### Written exercise
Write out the full set of records below exactly.

(Some records)
═══

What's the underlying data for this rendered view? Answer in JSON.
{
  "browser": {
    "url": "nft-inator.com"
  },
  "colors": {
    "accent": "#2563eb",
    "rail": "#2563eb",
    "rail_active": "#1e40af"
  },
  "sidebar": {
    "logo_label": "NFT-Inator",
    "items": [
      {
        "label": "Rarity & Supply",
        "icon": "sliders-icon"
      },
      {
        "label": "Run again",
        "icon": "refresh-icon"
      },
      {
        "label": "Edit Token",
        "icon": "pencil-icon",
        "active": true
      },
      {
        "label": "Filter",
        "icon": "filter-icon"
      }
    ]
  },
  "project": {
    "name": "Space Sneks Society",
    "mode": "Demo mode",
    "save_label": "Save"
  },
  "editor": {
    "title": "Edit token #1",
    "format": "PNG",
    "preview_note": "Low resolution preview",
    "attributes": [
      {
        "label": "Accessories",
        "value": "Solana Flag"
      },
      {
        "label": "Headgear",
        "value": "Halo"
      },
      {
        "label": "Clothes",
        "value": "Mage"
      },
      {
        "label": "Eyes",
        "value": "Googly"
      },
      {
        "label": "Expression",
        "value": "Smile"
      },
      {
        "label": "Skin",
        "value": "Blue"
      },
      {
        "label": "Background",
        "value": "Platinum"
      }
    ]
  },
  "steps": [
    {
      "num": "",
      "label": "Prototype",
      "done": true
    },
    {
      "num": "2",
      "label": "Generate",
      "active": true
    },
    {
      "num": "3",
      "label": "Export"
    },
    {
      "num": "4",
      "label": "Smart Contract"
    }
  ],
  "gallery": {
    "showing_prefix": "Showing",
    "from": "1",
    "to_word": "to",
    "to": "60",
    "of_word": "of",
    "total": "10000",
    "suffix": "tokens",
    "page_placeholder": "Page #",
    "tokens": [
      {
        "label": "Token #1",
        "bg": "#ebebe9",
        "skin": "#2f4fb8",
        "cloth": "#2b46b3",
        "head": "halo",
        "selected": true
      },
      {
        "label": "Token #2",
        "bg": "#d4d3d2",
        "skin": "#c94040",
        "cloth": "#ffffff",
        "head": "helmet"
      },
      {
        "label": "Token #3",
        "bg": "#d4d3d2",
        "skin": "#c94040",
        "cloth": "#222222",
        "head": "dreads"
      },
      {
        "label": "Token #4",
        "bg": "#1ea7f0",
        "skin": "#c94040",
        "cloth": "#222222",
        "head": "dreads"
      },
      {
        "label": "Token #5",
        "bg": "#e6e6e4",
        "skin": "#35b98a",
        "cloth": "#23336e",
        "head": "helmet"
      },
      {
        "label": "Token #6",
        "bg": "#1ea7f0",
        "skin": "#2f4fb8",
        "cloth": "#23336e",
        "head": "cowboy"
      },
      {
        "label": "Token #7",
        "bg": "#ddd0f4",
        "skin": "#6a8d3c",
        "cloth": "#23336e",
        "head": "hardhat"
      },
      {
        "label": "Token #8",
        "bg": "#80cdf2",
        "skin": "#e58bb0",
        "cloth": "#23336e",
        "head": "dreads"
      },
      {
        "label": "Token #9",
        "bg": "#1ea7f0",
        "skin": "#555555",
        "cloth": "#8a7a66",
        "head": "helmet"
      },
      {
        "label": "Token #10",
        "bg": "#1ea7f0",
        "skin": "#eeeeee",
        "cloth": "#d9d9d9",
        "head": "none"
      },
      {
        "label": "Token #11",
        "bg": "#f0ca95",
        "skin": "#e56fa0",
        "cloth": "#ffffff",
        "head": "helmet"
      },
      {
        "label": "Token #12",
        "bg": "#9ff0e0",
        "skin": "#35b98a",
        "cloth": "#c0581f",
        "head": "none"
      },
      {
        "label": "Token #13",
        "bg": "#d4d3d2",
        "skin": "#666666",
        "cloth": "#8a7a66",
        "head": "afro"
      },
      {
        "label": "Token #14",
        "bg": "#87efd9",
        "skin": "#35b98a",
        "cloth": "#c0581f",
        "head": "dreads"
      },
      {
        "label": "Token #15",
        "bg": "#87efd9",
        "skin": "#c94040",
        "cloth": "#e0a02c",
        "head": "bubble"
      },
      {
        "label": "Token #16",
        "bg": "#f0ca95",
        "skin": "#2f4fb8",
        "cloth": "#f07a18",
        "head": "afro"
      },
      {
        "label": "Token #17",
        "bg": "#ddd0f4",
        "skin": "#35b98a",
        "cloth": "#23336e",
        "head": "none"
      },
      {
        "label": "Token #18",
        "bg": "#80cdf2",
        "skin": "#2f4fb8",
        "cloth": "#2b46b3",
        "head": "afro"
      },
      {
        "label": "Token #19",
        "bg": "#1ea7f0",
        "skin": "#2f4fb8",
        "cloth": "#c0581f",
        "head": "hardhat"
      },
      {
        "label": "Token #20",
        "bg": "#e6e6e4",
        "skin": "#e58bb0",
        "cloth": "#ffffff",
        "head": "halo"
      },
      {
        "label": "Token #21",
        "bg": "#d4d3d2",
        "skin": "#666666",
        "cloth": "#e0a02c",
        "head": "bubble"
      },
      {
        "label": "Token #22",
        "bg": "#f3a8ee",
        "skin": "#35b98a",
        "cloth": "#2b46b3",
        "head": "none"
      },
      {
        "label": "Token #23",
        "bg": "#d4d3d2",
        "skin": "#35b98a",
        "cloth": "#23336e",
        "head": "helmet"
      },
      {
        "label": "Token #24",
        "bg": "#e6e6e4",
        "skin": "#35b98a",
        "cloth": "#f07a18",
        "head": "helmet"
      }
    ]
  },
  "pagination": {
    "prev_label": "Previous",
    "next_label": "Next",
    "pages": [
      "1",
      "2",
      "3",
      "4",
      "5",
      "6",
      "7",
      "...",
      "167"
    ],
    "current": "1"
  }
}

═══

### Written answer
What's the underlying data for this rendered view? Answer in JSON.
{
  "browser": {
    "url": "nft-inator.com"
  },
  "colors": {
    "accent": "#2563eb",
    "rail": "#2563eb",
    "rail_active": "#1e40af"
  },
  "sidebar": {
    "logo_label": "NFT-Inator",
    "items": [
      {
        "label": "Rarity & Supply",
        "icon": "sliders-icon"
      },
      {
        "label": "Run again",
        "icon": "refresh-icon"
      },
      {
        "label": "Edit Token",
        "icon": "pencil-icon",
        "active": true
      },
      {
        "label": "Filter",
        "icon": "filter-icon"
      }
    ]
  },
  "project": {
    "name": "Space Sneks Society",
    "mode": "Demo mode",
    "save_label": "Save"
  },
  "editor": {
    "title": "Edit token #1",
    "format": "PNG",
    "preview_note": "Low resolution preview",
    "attributes": [
      {
        "label": "Accessories",
        "value": "Solana Flag"
      },
      {
        "label": "Headgear",
        "value": "Halo"
      },
      {
        "label": "Clothes",
        "value": "Mage"
      },
      {
        "label": "Eyes",
        "value": "Googly"
      },
      {
        "label": "Expression",
        "value": "Smile"
      },
      {
        "label": "Skin",
        "value": "Blue"
      },
      {
        "label": "Background",
        "value": "Platinum"
      }
    ]
  },
  "steps": [
    {
      "num": "",
      "label": "Prototype",
      "done": true
    },
    {
      "num": "2",
      "label": "Generate",
      "active": true
    },
    {
      "num": "3",
      "label": "Export"
    },
    {
      "num": "4",
      "label": "Smart Contract"
    }
  ],
  "gallery": {
    "showing_prefix": "Showing",
    "from": "1",
    "to_word": "to",
    "to": "60",
    "of_word": "of",
    "total": "10000",
    "suffix": "tokens",
    "page_placeholder": "Page #",
    "tokens": [
      {
        "label": "Token #1",
        "bg": "#ebebe9",
        "skin": "#2f4fb8",
        "cloth": "#2b46b3",
        "head": "halo",
        "selected": true
      },
      {
        "label": "Token #2",
        "bg": "#d4d3d2",
        "skin": "#c94040",
        "cloth": "#ffffff",
        "head": "helmet"
      },
      {
        "label": "Token #3",
        "bg": "#d4d3d2",
        "skin": "#c94040",
        "cloth": "#222222",
        "head": "dreads"
      },
      {
        "label": "Token #4",
        "bg": "#1ea7f0",
        "skin": "#c94040",
        "cloth": "#222222",
        "head": "dreads"
      },
      {
        "label": "Token #5",
        "bg": "#e6e6e4",
        "skin": "#35b98a",
        "cloth": "#23336e",
        "head": "helmet"
      },
      {
        "label": "Token #6",
        "bg": "#1ea7f0",
        "skin": "#2f4fb8",
        "cloth": "#23336e",
        "head": "cowboy"
      },
      {
        "label": "Token #7",
        "bg": "#ddd0f4",
        "skin": "#6a8d3c",
        "cloth": "#23336e",
        "head": "hardhat"
      },
      {
        "label": "Token #8",
        "bg": "#80cdf2",
        "skin": "#e58bb0",
        "cloth": "#23336e",
        "head": "dreads"
      },
      {
        "label": "Token #9",
        "bg": "#1ea7f0",
        "skin": "#555555",
        "cloth": "#8a7a66",
        "head": "helmet"
      },
      {
        "label": "Token #10",
        "bg": "#1ea7f0",
        "skin": "#eeeeee",
        "cloth": "#d9d9d9",
        "head": "none"
      },
      {
        "label": "Token #11",
        "bg": "#f0ca95",
        "skin": "#e56fa0",
        "cloth": "#ffffff",
        "head": "helmet"
      },
      {
        "label": "Token #12",
        "bg": "#9ff0e0",
        "skin": "#35b98a",
        "cloth": "#c0581f",
        "head": "none"
      },
      {
        "label": "Token #13",
        "bg": "#d4d3d2",
        "skin": "#666666",
        "cloth": "#8a7a66",
        "head": "afro"
      },
      {
        "label": "Token #14",
        "bg": "#87efd9",
        "skin": "#35b98a",
        "cloth": "#c0581f",
        "head": "dreads"
      },
      {
        "label": "Token #15",
        "bg": "#87efd9",
        "skin": "#c94040",
        "cloth": "#e0a02c",
        "head": "bubble"
      },
      {
        "label": "Token #16",
        "bg": "#f0ca95",
        "skin": "#2f4fb8",
        "cloth": "#f07a18",
        "head": "afro"
      },
      {
        "label": "Token #17",
        "bg": "#ddd0f4",
        "skin": "#35b98a",
        "cloth": "#23336e",
        "head": "none"
      },
      {
        "label": "Token #18",
        "bg": "#80cdf2",
        "skin": "#2f4fb8",
        "cloth": "#2b46b3",
        "head": "afro"
      },
      {
        "label": "Token #19",
        "bg": "#1ea7f0",
        "skin": "#2f4fb8",
        "cloth": "#c0581f",
        "head": "hardhat"
      },
      {
        "label": "Token #20",
        "bg": "#e6e6e4",
        "skin": "#e58bb0",
        "cloth": "#ffffff",
        "head": "halo"
      },
      {
        "label": "Token #21",
        "bg": "#d4d3d2",
        "skin": "#666666",
        "cloth": "#e0a02c",
        "head": "bubble"
      },
      {
        "label": "Token #22",
        "bg": "#f3a8ee",
        "skin": "#35b98a",
        "cloth": "#2b46b3",
        "head": "none"
      },
      {
        "label": "Token #23",
        "bg": "#d4d3d2",
        "skin": "#35b98a",
        "cloth": "#23336e",
        "head": "helmet"
      },
      {
        "label": "Token #24",
        "bg": "#e6e6e4",
        "skin": "#35b98a",
        "cloth": "#f07a18",
        "head": "helmet"
      }
    ]
  },
  "pagination": {
    "prev_label": "Previous",
    "next_label": "Next",
    "pages": [
      "1",
      "2",
      "3",
      "4",
      "5",
      "6",
      "7",
      "...",
      "167"
    ],
    "current": "1"
  }
}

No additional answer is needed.